* _Input_
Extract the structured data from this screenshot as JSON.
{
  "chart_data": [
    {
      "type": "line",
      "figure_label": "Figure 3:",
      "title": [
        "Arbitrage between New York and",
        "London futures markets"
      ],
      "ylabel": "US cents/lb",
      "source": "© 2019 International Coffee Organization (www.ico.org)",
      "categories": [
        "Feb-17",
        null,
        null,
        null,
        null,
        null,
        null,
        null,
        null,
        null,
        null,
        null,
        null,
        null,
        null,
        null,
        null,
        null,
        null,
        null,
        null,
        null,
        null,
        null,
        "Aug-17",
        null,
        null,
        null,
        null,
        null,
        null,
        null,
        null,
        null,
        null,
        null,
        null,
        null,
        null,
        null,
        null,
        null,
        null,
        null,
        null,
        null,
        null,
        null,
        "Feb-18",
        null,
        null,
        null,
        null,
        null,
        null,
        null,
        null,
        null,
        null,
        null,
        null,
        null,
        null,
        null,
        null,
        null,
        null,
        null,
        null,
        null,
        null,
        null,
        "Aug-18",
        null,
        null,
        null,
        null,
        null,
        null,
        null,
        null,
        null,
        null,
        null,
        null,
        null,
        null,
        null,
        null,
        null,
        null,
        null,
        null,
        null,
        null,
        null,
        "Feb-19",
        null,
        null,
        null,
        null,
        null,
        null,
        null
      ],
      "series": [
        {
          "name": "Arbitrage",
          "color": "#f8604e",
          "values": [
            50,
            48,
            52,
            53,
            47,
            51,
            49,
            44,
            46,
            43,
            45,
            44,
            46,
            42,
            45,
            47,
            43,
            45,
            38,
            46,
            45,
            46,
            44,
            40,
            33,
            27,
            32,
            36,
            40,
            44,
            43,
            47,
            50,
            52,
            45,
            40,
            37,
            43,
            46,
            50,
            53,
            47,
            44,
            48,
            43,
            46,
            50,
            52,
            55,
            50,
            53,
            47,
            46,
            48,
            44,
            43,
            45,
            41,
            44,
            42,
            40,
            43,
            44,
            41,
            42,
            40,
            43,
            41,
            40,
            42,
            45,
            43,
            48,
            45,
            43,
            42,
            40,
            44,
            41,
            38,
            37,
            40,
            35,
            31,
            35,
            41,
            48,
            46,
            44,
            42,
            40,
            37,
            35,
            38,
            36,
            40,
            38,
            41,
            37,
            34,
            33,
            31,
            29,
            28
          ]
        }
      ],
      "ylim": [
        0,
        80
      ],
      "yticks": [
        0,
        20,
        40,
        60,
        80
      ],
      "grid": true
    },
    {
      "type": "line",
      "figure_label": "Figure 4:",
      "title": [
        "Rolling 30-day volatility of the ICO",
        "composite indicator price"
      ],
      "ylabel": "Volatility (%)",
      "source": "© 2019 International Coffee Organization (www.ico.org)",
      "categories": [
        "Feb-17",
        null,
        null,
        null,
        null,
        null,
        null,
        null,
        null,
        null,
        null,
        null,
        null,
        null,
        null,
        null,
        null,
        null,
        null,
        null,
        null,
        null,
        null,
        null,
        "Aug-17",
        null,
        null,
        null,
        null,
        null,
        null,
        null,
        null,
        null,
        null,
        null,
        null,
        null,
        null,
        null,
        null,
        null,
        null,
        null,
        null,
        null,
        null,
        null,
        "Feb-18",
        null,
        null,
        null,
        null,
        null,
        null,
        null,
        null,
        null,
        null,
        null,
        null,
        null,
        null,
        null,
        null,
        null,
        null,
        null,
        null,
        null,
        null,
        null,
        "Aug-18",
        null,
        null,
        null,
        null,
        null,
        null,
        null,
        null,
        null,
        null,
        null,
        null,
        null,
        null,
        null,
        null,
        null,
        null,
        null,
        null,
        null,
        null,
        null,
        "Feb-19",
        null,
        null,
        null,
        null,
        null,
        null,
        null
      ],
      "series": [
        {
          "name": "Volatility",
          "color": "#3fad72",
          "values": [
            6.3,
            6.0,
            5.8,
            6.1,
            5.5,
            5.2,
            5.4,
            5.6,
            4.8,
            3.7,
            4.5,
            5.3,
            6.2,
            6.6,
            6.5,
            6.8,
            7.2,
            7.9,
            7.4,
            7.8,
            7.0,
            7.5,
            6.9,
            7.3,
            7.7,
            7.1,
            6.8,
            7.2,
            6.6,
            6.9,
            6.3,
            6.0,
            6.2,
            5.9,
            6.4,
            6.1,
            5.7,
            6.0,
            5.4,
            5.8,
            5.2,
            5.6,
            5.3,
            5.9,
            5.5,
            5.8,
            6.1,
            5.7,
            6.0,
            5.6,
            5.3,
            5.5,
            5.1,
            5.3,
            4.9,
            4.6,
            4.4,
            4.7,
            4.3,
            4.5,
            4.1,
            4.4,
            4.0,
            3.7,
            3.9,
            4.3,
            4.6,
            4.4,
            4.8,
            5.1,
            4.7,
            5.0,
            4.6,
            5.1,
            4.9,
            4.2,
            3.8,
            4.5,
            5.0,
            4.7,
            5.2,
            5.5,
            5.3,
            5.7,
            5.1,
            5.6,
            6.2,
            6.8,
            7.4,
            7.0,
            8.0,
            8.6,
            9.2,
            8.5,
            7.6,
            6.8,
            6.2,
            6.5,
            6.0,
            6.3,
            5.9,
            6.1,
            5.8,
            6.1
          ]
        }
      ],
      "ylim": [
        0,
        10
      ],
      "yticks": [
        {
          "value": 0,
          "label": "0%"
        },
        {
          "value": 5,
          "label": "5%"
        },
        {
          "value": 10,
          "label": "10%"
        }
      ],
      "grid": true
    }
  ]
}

* _Given problem_
Reproduce the entire listing word for word.

* _The result_
Extract the structured data from this screenshot as JSON.
{
  "chart_data": [
    {
      "type": "line",
      "figure_label": "Figure 3:",
      "title": [
        "Arbitrage between New York and",
        "London futures markets"
      ],
      "ylabel": "US cents/lb",
      "source": "© 2019 International Coffee Organization (www.ico.org)",
      "categories": [
        "Feb-17",
        null,
        null,
        null,
        null,
        null,
        null,
        null,
        null,
        null,
        null,
        null,
        null,
        null,
        null,
        null,
        null,
        null,
        null,
        null,
        null,
        null,
        null,
        null,
        "Aug-17",
        null,
        null,
        null,
        null,
        null,
        null,
        null,
        null,
        null,
        null,
        null,
        null,
        null,
        null,
        null,
        null,
        null,
        null,
        null,
        null,
        null,
        null,
        null,
        "Feb-18",
        null,
        null,
        null,
        null,
        null,
        null,
        null,
        null,
        null,
        null,
        null,
        null,
        null,
        null,
        null,
        null,
        null,
        null,
        null,
        null,
        null,
        null,
        null,
        "Aug-18",
        null,
        null,
        null,
        null,
        null,
        null,
        null,
        null,
        null,
        null,
        null,
        null,
        null,
        null,
        null,
        null,
        null,
        null,
        null,
        null,
        null,
        null,
        null,
        "Feb-19",
        null,
        null,
        null,
        null,
        null,
        null,
        null
      ],
      "series": [
        {
          "name": "Arbitrage",
          "color": "#f8604e",
          "values": [
            50,
            48,
            52,
            53,
            47,
            51,
            49,
            44,
            46,
            43,
            45,
            44,
            46,
            42,
            45,
            47,
            43,
            45,
            38,
            46,
            45,
            46,
            44,
            40,
            33,
            27,
            32,
            36,
            40,
            44,
            43,
            47,
            50,
            52,
            45,
            40,
            37,
            43,
            46,
            50,
            53,
            47,
            44,
            48,
            43,
            46,
            50,
            52,
            55,
            50,
            53,
            47,
            46,
            48,
            44,
            43,
            45,
            41,
            44,
            42,
            40,
            43,
            44,
            41,
            42,
            40,
            43,
            41,
            40,
            42,
            45,
            43,
            48,
            45,
            43,
            42,
            40,
            44,
            41,
            38,
            37,
            40,
            35,
            31,
            35,
            41,
            48,
            46,
            44,
            42,
            40,
            37,
            35,
            38,
            36,
            40,
            38,
            41,
            37,
            34,
            33,
            31,
            29,
            28
          ]
        }
      ],
      "ylim": [
        0,
        80
      ],
      "yticks": [
        0,
        20,
        40,
        60,
        80
      ],
      "grid": true
    },
    {
      "type": "line",
      "figure_label": "Figure 4:",
      "title": [
        "Rolling 30-day volatility of the ICO",
        "composite indicator price"
      ],
      "ylabel": "Volatility (%)",
      "source": "© 2019 International Coffee Organization (www.ico.org)",
      "categories": [
        "Feb-17",
        null,
        null,
        null,
        null,
        null,
        null,
        null,
        null,
        null,
        null,
        null,
        null,
        null,
        null,
        null,
        null,
        null,
        null,
        null,
        null,
        null,
        null,
        null,
        "Aug-17",
        null,
        null,
        null,
        null,
        null,
        null,
        null,
        null,
        null,
        null,
        null,
        null,
        null,
        null,
        null,
        null,
        null,
        null,
        null,
        null,
        null,
        null,
        null,
        "Feb-18",
        null,
        null,
        null,
        null,
        null,
        null,
        null,
        null,
        null,
        null,
        null,
        null,
        null,
        null,
        null,
        null,
        null,
        null,
        null,
        null,
        null,
        null,
        null,
        "Aug-18",
        null,
        null,
        null,
        null,
        null,
        null,
        null,
        null,
        null,
        null,
        null,
        null,
        null,
        null,
        null,
        null,
        null,
        null,
        null,
        null,
        null,
        null,
        null,
        "Feb-19",
        null,
        null,
        null,
        null,
        null,
        null,
        null
      ],
      "series": [
        {
          "name": "Volatility",
          "color": "#3fad72",
          "values": [
            6.3,
            6.0,
            5.8,
            6.1,
            5.5,
            5.2,
            5.4,
            5.6,
            4.8,
            3.7,
            4.5,
            5.3,
            6.2,
            6.6,
            6.5,
            6.8,
            7.2,
            7.9,
            7.4,
            7.8,
            7.0,
            7.5,
            6.9,
            7.3,
            7.7,
            7.1,
            6.8,
            7.2,
            6.6,
            6.9,
            6.3,
            6.0,
            6.2,
            5.9,
            6.4,
            6.1,
            5.7,
            6.0,
            5.4,
            5.8,
            5.2,
            5.6,
            5.3,
            5.9,
            5.5,
            5.8,
            6.1,
            5.7,
            6.0,
            5.6,
            5.3,
            5.5,
            5.1,
            5.3,
            4.9,
            4.6,
            4.4,
            4.7,
            4.3,
            4.5,
            4.1,
            4.4,
            4.0,
            3.7,
            3.9,
            4.3,
            4.6,
            4.4,
            4.8,
            5.1,
            4.7,
            5.0,
            4.6,
            5.1,
            4.9,
            4.2,
            3.8,
            4.5,
            5.0,
            4.7,
            5.2,
            5.5,
            5.3,
            5.7,
            5.1,
            5.6,
            6.2,
            6.8,
            7.4,
            7.0,
            8.0,
            8.6,
            9.2,
            8.5,
            7.6,
            6.8,
            6.2,
            6.5,
            6.0,
            6.3,
            5.9,
            6.1,
            5.8,
            6.1
          ]
        }
      ],
      "ylim": [
        0,
        10
      ],
      "yticks": [
        {
          "value": 0,
          "label": "0%"
        },
        {
          "value": 5,
          "label": "5%"
        },
        {
          "value": 10,
          "label": "10%"
        }
      ],
      "grid": true
    }
  ]
}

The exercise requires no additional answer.